* [Your objective]
Will you extract the entries word for word? Images should not appear in the copy.

○ ○ ○

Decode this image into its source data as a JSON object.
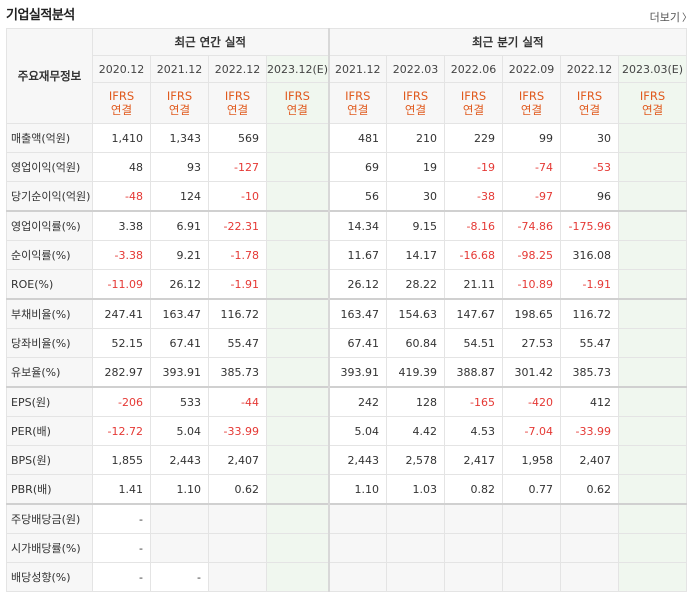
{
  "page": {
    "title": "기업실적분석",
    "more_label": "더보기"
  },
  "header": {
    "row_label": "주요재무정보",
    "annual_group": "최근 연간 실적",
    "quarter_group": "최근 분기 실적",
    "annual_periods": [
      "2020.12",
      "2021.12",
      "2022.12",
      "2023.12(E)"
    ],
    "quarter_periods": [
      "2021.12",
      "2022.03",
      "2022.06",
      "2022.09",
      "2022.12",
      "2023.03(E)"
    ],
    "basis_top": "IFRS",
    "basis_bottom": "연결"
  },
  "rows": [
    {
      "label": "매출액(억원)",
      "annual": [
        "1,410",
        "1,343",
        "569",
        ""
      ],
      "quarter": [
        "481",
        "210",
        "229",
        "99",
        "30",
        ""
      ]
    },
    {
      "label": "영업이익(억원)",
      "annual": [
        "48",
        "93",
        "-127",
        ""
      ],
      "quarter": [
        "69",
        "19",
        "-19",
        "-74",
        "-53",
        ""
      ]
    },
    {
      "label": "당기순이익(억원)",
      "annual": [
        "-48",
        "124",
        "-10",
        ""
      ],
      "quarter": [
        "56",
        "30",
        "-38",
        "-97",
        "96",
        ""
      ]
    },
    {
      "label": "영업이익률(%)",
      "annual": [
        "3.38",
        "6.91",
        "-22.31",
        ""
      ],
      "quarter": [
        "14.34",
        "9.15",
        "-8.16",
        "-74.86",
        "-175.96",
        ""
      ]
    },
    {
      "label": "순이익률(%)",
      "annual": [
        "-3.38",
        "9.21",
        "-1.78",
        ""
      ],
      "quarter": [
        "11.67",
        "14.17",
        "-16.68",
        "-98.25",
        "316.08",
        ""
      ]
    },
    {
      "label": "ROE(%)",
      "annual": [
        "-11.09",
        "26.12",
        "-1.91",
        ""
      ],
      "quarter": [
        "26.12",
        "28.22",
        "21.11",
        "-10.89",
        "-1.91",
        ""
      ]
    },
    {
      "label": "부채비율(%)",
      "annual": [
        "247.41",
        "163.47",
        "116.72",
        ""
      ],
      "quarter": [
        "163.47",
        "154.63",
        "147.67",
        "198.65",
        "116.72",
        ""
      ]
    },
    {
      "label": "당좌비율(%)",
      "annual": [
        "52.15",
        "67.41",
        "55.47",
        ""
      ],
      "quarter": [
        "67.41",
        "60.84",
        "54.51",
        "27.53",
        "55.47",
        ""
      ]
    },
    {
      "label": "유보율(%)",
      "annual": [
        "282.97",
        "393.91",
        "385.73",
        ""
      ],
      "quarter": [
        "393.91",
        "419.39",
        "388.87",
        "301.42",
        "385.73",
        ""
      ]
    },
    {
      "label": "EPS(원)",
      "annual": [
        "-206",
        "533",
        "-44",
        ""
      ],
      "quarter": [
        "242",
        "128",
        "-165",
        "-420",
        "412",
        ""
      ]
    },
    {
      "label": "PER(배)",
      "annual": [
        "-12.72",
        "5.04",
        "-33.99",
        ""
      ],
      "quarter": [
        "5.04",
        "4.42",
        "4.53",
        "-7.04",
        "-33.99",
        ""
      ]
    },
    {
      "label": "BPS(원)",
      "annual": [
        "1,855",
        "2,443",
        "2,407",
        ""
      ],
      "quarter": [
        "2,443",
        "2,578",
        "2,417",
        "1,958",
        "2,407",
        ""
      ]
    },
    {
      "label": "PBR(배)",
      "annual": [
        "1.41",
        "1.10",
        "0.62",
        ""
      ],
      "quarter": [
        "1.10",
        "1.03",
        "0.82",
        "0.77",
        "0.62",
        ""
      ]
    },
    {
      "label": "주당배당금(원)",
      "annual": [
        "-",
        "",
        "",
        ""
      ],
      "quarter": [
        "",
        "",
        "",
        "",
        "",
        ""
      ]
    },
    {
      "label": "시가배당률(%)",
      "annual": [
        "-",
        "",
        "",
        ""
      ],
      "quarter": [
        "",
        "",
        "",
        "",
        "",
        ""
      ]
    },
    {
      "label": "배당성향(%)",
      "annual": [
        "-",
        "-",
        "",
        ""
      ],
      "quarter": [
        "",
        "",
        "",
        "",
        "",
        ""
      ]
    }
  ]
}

○ ○ ○

* [Output below]
Decode this image into its source data as a JSON object.
{
  "page": {
    "title": "기업실적분석",
    "more_label": "더보기"
  },
  "header": {
    "row_label": "주요재무정보",
    "annual_group": "최근 연간 실적",
    "quarter_group": "최근 분기 실적",
    "annual_periods": [
      "2020.12",
      "2021.12",
      "2022.12",
      "2023.12(E)"
    ],
    "quarter_periods": [
      "2021.12",
      "2022.03",
      "2022.06",
      "2022.09",
      "2022.12",
      "2023.03(E)"
    ],
    "basis_top": "IFRS",
    "basis_bottom": "연결"
  },
  "rows": [
    {
      "label": "매출액(억원)",
      "annual": [
        "1,410",
        "1,343",
        "569",
        ""
      ],
      "quarter": [
        "481",
        "210",
        "229",
        "99",
        "30",
        ""
      ]
    },
    {
      "label": "영업이익(억원)",
      "annual": [
        "48",
        "93",
        "-127",
        ""
      ],
      "quarter": [
        "69",
        "19",
        "-19",
        "-74",
        "-53",
        ""
      ]
    },
    {
      "label": "당기순이익(억원)",
      "annual": [
        "-48",
        "124",
        "-10",
        ""
      ],
      "quarter": [
        "56",
        "30",
        "-38",
        "-97",
        "96",
        ""
      ]
    },
    {
      "label": "영업이익률(%)",
      "annual": [
        "3.38",
        "6.91",
        "-22.31",
        ""
      ],
      "quarter": [
        "14.34",
        "9.15",
        "-8.16",
        "-74.86",
        "-175.96",
        ""
      ]
    },
    {
      "label": "순이익률(%)",
      "annual": [
        "-3.38",
        "9.21",
        "-1.78",
        ""
      ],
      "quarter": [
        "11.67",
        "14.17",
        "-16.68",
        "-98.25",
        "316.08",
        ""
      ]
    },
    {
      "label": "ROE(%)",
      "annual": [
        "-11.09",
        "26.12",
        "-1.91",
        ""
      ],
      "quarter": [
        "26.12",
        "28.22",
        "21.11",
        "-10.89",
        "-1.91",
        ""
      ]
    },
    {
      "label": "부채비율(%)",
      "annual": [
        "247.41",
        "163.47",
        "116.72",
        ""
      ],
      "quarter": [
        "163.47",
        "154.63",
        "147.67",
        "198.65",
        "116.72",
        ""
      ]
    },
    {
      "label": "당좌비율(%)",
      "annual": [
        "52.15",
        "67.41",
        "55.47",
        ""
      ],
      "quarter": [
        "67.41",
        "60.84",
        "54.51",
        "27.53",
        "55.47",
        ""
      ]
    },
    {
      "label": "유보율(%)",
      "annual": [
        "282.97",
        "393.91",
        "385.73",
        ""
      ],
      "quarter": [
        "393.91",
        "419.39",
        "388.87",
        "301.42",
        "385.73",
        ""
      ]
    },
    {
      "label": "EPS(원)",
      "annual": [
        "-206",
        "533",
        "-44",
        ""
      ],
      "quarter": [
        "242",
        "128",
        "-165",
        "-420",
        "412",
        ""
      ]
    },
    {
      "label": "PER(배)",
      "annual": [
        "-12.72",
        "5.04",
        "-33.99",
        ""
      ],
      "quarter": [
        "5.04",
        "4.42",
        "4.53",
        "-7.04",
        "-33.99",
        ""
      ]
    },
    {
      "label": "BPS(원)",
      "annual": [
        "1,855",
        "2,443",
        "2,407",
        ""
      ],
      "quarter": [
        "2,443",
        "2,578",
        "2,417",
        "1,958",
        "2,407",
        ""
      ]
    },
    {
      "label": "PBR(배)",
      "annual": [
        "1.41",
        "1.10",
        "0.62",
        ""
      ],
      "quarter": [
        "1.10",
        "1.03",
        "0.82",
        "0.77",
        "0.62",
        ""
      ]
    },
    {
      "label": "주당배당금(원)",
      "annual": [
        "-",
        "",
        "",
        ""
      ],
      "quarter": [
        "",
        "",
        "",
        "",
        "",
        ""
      ]
    },
    {
      "label": "시가배당률(%)",
      "annual": [
        "-",
        "",
        "",
        ""
      ],
      "quarter": [
        "",
        "",
        "",
        "",
        "",
        ""
      ]
    },
    {
      "label": "배당성향(%)",
      "annual": [
        "-",
        "-",
        "",
        ""
      ],
      "quarter": [
        "",
        "",
        "",
        "",
        "",
        ""
      ]
    }
  ]
}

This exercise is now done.